• _TO DO_
For each line of the data below that holds "across", copy the line.
----- GIVEN DATA -----
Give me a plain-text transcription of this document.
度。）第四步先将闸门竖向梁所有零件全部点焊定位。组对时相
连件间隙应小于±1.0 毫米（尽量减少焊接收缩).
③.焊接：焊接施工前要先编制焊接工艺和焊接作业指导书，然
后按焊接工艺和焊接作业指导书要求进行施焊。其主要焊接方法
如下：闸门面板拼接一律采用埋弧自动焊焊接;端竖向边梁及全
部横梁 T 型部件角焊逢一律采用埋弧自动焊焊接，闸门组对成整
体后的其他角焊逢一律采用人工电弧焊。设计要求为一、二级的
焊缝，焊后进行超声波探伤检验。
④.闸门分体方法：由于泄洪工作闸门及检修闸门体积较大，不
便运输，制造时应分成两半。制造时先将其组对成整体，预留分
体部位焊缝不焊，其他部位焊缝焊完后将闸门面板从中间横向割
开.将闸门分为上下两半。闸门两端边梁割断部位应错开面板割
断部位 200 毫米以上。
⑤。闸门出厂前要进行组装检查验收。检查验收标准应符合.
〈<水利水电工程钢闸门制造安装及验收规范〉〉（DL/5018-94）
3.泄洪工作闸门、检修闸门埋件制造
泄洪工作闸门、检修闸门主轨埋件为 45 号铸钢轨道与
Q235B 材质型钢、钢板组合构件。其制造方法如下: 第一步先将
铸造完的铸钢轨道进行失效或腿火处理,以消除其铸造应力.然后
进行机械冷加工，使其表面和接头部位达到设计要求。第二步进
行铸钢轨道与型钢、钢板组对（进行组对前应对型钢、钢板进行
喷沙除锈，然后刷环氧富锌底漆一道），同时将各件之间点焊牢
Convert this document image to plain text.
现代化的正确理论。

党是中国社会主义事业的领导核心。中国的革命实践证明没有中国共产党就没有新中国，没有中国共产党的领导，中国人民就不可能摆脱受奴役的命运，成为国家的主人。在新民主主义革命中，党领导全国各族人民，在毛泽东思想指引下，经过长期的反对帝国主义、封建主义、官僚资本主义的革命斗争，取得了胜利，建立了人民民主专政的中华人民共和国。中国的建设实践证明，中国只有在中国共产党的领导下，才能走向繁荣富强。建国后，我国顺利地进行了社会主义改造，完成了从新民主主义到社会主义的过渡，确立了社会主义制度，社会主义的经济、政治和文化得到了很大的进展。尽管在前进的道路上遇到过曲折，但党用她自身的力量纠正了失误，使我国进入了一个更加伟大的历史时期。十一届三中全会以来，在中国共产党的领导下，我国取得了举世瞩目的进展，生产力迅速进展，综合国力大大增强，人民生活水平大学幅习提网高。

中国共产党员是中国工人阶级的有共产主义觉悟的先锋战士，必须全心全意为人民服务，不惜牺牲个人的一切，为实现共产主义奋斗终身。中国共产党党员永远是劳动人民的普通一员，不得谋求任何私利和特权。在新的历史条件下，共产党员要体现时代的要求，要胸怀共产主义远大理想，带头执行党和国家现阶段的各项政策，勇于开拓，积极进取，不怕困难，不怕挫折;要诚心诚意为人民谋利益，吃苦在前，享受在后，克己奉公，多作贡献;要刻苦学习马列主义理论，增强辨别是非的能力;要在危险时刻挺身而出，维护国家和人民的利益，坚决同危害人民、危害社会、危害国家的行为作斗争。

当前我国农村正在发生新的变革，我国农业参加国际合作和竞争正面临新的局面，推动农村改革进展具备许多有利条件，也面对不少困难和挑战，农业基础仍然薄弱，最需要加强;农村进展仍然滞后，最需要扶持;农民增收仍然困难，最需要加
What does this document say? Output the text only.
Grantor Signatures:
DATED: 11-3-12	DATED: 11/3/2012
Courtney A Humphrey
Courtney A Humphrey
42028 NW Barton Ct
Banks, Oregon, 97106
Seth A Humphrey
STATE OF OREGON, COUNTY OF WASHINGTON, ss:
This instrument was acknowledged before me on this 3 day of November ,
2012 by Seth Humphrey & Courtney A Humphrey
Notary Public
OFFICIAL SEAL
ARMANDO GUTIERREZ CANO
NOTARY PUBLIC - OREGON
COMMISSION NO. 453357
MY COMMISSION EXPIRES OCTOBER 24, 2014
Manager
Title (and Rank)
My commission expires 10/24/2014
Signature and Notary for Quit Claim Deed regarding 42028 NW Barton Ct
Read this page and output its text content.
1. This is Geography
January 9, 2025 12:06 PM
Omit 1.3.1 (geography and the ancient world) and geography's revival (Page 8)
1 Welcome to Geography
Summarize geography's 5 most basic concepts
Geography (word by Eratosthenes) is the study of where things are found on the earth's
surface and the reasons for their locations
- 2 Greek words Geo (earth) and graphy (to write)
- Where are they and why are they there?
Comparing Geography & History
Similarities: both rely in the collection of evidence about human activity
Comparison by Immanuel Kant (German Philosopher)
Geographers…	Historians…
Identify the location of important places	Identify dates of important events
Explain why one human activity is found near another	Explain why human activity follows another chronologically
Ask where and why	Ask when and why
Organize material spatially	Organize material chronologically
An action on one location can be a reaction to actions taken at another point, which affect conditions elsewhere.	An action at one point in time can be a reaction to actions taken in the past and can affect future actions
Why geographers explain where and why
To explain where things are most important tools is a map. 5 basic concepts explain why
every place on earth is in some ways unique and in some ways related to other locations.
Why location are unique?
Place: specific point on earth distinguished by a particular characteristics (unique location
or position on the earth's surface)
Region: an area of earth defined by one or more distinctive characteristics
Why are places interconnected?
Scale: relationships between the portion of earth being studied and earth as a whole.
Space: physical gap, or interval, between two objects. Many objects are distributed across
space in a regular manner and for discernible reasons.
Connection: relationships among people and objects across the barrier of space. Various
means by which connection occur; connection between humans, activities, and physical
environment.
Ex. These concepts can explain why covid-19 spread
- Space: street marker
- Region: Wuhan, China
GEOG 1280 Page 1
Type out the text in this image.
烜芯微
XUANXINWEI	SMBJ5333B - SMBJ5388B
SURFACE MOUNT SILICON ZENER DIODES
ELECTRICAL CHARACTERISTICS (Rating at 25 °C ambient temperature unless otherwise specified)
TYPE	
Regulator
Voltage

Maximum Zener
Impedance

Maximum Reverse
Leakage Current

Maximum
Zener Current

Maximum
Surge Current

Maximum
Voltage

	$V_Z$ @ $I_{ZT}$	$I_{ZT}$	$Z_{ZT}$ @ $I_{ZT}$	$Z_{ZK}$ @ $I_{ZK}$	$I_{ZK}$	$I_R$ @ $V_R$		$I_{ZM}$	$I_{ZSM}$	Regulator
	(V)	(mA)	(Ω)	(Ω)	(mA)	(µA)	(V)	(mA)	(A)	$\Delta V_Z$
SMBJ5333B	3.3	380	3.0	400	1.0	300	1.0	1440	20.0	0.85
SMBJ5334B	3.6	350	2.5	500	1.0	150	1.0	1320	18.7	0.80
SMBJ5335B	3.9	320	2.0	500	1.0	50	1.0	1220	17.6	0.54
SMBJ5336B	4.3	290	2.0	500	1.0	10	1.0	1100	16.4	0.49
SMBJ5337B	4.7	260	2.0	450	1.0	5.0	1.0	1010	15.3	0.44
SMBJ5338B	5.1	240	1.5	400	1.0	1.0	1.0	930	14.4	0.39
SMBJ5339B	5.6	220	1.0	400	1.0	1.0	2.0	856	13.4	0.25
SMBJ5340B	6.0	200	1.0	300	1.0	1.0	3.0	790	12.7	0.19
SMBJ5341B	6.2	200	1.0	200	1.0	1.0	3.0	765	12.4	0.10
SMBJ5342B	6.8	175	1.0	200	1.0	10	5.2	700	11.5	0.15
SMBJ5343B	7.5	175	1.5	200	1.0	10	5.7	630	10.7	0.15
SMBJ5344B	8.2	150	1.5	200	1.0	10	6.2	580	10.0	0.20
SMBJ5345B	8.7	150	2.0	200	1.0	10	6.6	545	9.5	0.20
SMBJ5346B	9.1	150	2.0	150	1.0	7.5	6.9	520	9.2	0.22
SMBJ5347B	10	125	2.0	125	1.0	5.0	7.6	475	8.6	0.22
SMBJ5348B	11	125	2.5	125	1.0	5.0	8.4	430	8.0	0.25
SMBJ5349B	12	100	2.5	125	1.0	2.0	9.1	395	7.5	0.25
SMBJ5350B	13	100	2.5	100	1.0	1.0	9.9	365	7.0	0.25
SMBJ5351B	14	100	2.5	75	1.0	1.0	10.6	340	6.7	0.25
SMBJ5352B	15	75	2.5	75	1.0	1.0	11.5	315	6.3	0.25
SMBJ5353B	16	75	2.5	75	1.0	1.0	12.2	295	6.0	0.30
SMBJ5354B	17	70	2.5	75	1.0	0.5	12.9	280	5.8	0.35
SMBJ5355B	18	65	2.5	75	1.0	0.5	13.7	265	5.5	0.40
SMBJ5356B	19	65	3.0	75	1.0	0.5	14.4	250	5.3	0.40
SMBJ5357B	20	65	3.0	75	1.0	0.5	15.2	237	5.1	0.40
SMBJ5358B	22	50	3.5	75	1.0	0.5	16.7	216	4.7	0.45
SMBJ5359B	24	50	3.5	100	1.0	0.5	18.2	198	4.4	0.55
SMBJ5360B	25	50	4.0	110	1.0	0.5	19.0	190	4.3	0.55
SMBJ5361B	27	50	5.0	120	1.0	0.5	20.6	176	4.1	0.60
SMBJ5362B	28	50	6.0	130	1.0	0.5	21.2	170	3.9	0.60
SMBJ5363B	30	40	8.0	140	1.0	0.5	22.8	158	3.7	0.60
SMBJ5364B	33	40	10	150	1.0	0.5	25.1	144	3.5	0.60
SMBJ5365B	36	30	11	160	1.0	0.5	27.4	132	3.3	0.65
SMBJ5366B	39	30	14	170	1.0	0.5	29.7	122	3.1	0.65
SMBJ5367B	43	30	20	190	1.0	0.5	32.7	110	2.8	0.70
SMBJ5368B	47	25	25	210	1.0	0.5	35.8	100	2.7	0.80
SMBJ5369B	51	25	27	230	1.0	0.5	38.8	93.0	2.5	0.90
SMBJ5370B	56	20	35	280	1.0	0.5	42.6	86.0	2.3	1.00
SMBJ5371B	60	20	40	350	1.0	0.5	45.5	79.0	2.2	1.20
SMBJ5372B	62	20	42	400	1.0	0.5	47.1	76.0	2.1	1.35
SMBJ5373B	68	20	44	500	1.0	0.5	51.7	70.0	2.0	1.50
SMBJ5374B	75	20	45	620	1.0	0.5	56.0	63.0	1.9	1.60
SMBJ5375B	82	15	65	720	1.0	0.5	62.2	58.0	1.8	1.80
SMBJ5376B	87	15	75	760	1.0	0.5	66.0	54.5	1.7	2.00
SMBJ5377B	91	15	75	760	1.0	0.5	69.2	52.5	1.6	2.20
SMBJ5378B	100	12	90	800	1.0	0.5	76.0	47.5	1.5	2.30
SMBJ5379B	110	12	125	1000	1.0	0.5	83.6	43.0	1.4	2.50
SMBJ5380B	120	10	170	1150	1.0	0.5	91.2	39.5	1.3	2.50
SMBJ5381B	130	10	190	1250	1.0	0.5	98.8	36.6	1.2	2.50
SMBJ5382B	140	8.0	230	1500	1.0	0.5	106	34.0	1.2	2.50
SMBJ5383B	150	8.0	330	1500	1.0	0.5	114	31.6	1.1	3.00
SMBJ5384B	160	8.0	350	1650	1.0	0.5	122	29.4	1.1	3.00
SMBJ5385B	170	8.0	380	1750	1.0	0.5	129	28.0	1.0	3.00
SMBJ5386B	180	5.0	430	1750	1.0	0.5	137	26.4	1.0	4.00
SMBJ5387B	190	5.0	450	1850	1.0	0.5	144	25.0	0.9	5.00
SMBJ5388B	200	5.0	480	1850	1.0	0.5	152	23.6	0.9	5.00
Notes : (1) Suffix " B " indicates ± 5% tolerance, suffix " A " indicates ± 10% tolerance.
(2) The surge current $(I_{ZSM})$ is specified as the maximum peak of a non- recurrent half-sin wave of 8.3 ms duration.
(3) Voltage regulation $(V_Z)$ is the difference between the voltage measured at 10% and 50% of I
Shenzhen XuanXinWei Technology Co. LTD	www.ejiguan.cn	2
-----
• _EXPECTED ANSWER_
Space: physical gap, or interval, between two objects. Many objects are distributed across
Connection: relationships among people and objects across the barrier of space. Various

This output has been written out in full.